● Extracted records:
-----
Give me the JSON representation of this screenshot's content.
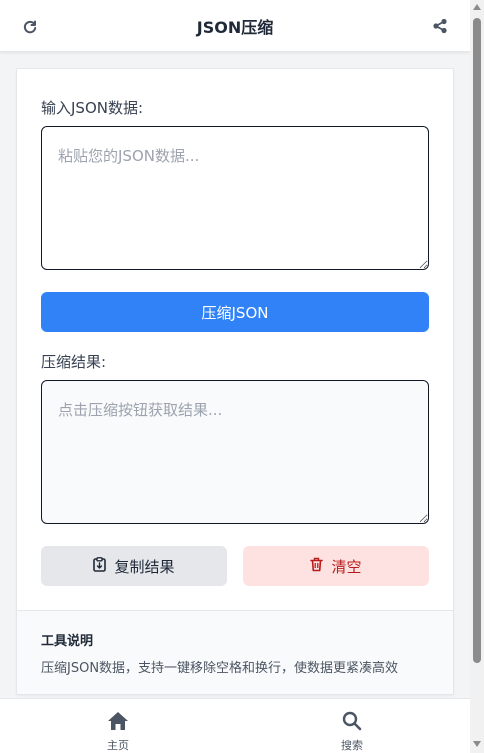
{
  "header": {
    "title": "JSON压缩",
    "refresh_icon": "refresh-icon",
    "share_icon": "share-icon"
  },
  "input": {
    "label": "输入JSON数据:",
    "placeholder": "粘贴您的JSON数据...",
    "value": ""
  },
  "compress_button": {
    "label": "压缩JSON"
  },
  "output": {
    "label": "压缩结果:",
    "placeholder": "点击压缩按钮获取结果...",
    "value": ""
  },
  "actions": {
    "copy_label": "复制结果",
    "copy_icon": "clipboard-icon",
    "clear_label": "清空",
    "clear_icon": "trash-icon"
  },
  "info": {
    "heading": "工具说明",
    "description": "压缩JSON数据，支持一键移除空格和换行，使数据更紧凑高效"
  },
  "bottom_nav": {
    "items": [
      {
        "label": "主页",
        "icon": "home-icon"
      },
      {
        "label": "搜索",
        "icon": "search-icon"
      }
    ]
  },
  "colors": {
    "primary": "#3182f6",
    "danger_bg": "#fee2e2",
    "danger_text": "#b91c1c",
    "secondary_bg": "#e5e7eb"
  }
}
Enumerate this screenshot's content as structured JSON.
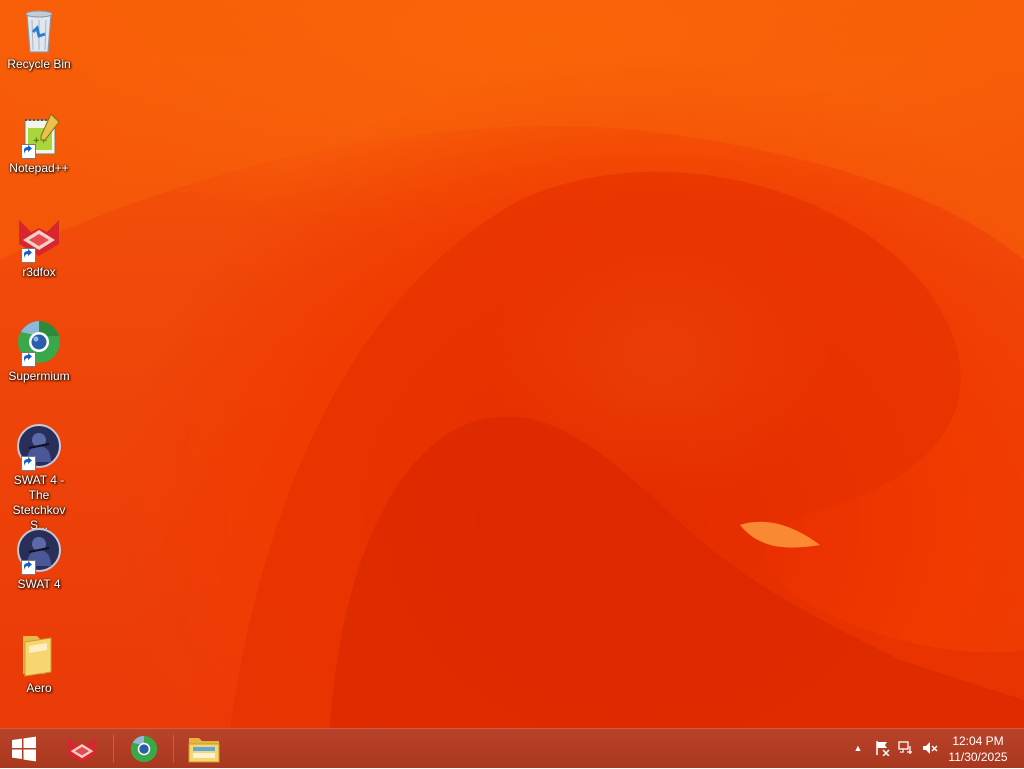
{
  "desktop": {
    "icons": [
      {
        "label": "Recycle Bin",
        "icon": "recycle-bin-icon"
      },
      {
        "label": "Notepad++",
        "icon": "notepad-plus-plus-icon"
      },
      {
        "label": "r3dfox",
        "icon": "r3dfox-icon"
      },
      {
        "label": "Supermium",
        "icon": "supermium-icon"
      },
      {
        "label": "SWAT 4 - The Stetchkov S...",
        "icon": "swat4-expansion-icon"
      },
      {
        "label": "SWAT 4",
        "icon": "swat4-icon"
      },
      {
        "label": "Aero",
        "icon": "folder-icon"
      }
    ]
  },
  "taskbar": {
    "start": {
      "icon": "windows-start-icon"
    },
    "pinned": [
      {
        "icon": "r3dfox-icon"
      },
      {
        "icon": "supermium-icon"
      },
      {
        "icon": "file-explorer-icon"
      }
    ],
    "tray": {
      "show_hidden": "▲",
      "icons": [
        "action-center-flag-icon",
        "network-icon",
        "volume-muted-icon"
      ]
    },
    "clock": {
      "time": "12:04 PM",
      "date": "11/30/2025"
    }
  },
  "colors": {
    "wallpaper": "#f04a08",
    "taskbar": "#ad3c23"
  }
}
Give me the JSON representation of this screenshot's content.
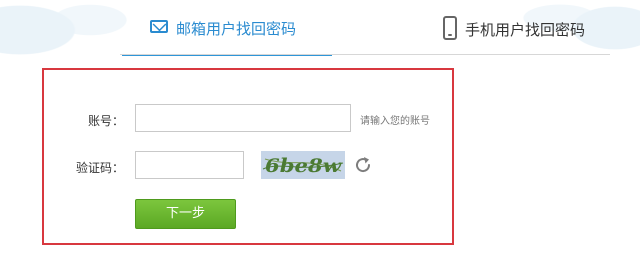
{
  "tabs": [
    {
      "label": "邮箱用户找回密码",
      "icon": "mail-icon",
      "active": true
    },
    {
      "label": "手机用户找回密码",
      "icon": "phone-icon",
      "active": false
    }
  ],
  "form": {
    "account_label": "账号：",
    "account_placeholder": "",
    "account_hint": "请输入您的账号",
    "code_label": "验证码：",
    "code_value": "",
    "captcha_text": "6be8w",
    "next_button": "下一步"
  },
  "colors": {
    "active_tab": "#2a8bd0",
    "highlight_border": "#d8383f",
    "button_green": "#6ab82f"
  }
}
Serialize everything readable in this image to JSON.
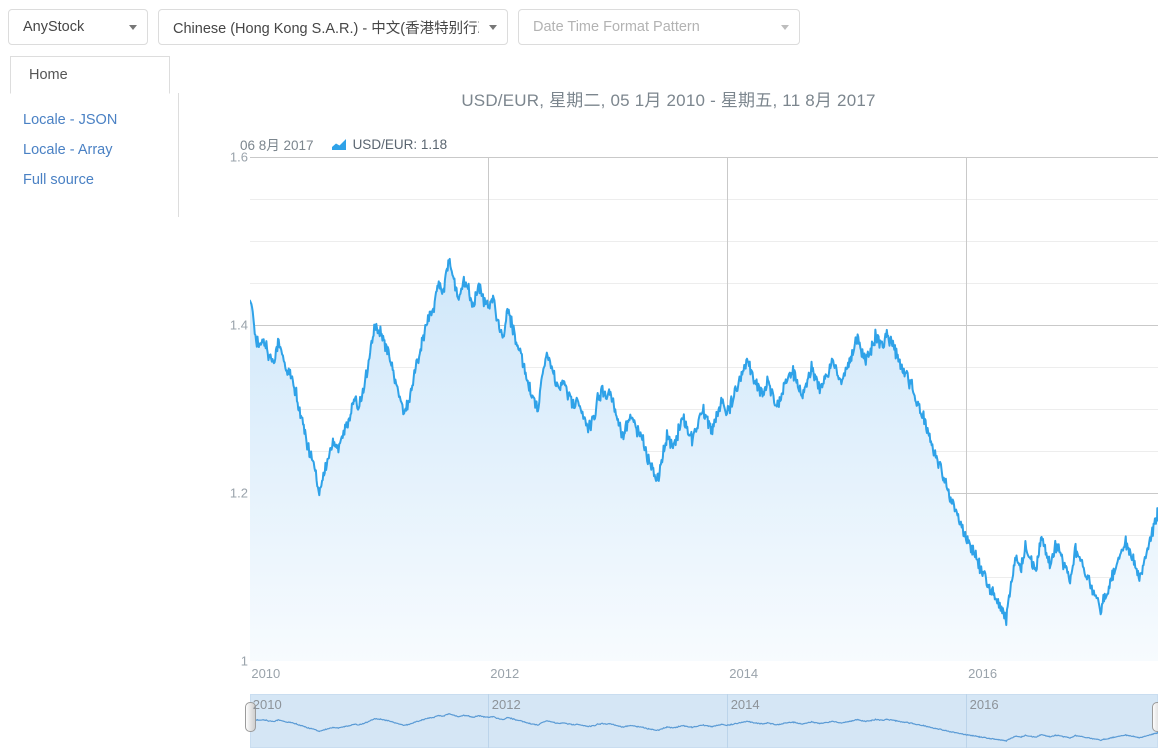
-----
Show every line above in which the word "this" occurs.

Give me the JSON representation of this screenshot's content.
Enumerate this screenshot's content as structured JSON.
Give me the JSON representation of this screenshot's content.
Serialize everything readable in this image to JSON.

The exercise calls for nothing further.